What the exercise asks
Read through the entries below and return each line with the word "this".

Exercise data
§
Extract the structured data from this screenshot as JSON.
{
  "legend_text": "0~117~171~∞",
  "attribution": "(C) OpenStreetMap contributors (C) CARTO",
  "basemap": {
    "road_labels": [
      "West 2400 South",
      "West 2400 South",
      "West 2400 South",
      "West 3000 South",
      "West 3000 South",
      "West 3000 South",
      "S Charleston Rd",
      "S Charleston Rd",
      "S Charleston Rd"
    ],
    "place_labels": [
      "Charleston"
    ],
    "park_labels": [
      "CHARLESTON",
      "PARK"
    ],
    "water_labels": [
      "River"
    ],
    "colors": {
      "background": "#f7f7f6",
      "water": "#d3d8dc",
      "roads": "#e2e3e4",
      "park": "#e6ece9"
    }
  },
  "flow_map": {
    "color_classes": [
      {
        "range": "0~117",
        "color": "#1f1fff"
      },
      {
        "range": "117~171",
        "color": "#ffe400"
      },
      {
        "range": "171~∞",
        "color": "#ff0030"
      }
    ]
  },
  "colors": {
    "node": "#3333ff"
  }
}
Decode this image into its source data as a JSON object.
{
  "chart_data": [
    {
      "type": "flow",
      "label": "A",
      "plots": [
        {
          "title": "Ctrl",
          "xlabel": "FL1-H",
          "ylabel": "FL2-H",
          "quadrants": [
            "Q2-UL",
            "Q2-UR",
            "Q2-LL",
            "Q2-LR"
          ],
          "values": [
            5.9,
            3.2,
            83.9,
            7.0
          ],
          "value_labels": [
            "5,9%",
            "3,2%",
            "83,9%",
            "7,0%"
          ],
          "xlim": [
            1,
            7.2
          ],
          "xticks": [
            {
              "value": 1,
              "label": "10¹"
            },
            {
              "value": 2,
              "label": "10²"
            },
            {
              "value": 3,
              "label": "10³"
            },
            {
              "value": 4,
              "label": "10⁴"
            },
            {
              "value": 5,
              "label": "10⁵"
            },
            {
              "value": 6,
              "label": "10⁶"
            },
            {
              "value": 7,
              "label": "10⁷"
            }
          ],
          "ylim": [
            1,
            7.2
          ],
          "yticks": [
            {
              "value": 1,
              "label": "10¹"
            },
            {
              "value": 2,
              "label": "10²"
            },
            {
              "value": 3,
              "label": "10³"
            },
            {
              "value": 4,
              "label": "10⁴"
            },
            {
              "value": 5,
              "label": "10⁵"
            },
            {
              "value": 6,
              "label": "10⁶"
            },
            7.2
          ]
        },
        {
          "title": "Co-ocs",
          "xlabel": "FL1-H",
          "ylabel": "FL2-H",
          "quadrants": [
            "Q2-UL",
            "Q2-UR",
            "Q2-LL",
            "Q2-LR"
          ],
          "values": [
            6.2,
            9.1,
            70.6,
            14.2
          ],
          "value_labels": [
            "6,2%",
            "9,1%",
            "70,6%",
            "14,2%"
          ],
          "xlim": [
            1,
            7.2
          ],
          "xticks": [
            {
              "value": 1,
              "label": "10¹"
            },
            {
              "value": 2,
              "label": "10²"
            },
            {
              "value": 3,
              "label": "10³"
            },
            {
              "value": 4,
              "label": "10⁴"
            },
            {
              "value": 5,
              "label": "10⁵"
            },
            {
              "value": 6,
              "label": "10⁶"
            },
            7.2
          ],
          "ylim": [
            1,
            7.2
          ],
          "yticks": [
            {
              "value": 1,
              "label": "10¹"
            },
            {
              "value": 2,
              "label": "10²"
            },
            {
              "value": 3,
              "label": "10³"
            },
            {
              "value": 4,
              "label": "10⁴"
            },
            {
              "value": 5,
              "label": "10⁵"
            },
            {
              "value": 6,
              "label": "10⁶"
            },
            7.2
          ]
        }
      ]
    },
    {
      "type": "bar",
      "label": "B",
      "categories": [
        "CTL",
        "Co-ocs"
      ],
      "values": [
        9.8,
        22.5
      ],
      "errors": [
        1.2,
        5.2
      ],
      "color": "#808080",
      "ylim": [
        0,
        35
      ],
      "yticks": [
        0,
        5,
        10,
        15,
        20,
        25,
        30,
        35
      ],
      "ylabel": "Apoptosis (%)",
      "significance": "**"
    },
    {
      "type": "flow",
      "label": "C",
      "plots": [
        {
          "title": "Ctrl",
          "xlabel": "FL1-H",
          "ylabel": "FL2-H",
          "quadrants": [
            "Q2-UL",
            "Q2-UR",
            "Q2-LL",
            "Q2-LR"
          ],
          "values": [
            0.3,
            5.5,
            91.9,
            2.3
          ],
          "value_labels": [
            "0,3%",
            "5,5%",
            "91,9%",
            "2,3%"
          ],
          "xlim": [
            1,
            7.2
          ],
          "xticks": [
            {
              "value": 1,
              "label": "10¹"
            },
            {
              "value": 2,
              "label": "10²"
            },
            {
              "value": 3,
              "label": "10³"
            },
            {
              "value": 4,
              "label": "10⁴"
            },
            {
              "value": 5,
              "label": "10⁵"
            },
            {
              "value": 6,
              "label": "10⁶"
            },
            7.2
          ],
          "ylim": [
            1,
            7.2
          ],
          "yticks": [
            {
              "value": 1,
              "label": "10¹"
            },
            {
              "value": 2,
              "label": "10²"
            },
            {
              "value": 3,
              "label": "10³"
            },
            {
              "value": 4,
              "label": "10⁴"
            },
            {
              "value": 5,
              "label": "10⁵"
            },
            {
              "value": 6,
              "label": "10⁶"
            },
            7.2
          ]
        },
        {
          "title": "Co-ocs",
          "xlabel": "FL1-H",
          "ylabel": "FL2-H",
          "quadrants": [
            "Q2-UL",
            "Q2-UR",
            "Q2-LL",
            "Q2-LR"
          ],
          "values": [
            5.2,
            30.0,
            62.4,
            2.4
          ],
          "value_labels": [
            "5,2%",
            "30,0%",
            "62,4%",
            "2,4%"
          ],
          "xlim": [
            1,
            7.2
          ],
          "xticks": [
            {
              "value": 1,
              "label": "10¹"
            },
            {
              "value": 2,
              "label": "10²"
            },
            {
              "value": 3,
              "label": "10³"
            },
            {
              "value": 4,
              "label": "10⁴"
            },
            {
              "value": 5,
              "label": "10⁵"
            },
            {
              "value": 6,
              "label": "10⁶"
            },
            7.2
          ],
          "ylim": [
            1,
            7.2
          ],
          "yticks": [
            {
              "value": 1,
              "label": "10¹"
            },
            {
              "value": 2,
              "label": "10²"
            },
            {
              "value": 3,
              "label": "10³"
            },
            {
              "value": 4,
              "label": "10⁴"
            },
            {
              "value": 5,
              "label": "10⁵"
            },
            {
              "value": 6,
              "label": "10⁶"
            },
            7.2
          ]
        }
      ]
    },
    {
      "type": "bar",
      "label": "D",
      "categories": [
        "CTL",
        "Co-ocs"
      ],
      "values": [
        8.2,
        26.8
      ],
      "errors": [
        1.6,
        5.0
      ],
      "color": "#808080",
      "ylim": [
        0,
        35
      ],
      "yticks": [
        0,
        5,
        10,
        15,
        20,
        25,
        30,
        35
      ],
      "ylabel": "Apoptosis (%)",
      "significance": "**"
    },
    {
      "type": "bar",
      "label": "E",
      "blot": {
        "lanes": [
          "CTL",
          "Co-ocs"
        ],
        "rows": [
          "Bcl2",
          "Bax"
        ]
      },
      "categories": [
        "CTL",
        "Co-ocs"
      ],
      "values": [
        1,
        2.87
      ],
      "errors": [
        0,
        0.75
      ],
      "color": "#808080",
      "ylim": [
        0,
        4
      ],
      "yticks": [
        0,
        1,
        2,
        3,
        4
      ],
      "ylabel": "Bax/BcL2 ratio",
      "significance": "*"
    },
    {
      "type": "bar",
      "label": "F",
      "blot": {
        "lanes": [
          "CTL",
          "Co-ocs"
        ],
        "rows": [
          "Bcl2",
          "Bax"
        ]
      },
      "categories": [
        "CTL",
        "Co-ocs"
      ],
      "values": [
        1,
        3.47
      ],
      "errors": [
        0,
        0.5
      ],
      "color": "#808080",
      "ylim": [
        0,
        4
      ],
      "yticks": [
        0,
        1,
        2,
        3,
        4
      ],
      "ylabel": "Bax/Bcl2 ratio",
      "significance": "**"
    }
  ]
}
§
The completed task
Extract the structured data from this screenshot as JSON.
Decode this image into its source data as a JSON object.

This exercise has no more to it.